_What to work on_: Show every line that has the string "chevron" in it.

_Supplied information_:
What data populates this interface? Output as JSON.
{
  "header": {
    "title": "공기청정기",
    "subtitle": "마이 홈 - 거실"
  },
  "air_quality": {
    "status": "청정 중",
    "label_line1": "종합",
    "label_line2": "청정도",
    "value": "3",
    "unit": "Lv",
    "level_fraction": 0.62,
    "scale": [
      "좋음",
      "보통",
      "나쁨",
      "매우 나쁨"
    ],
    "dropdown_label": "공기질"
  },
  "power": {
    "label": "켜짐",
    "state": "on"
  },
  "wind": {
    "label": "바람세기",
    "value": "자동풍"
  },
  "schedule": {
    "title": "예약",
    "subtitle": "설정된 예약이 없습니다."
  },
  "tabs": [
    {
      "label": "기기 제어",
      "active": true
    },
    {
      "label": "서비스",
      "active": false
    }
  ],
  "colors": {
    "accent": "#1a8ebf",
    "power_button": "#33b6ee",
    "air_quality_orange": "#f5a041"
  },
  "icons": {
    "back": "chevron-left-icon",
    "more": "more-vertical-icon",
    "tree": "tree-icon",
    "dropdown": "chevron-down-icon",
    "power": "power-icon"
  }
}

_Solution below_:
    "back": "chevron-left-icon",
    "dropdown": "chevron-down-icon",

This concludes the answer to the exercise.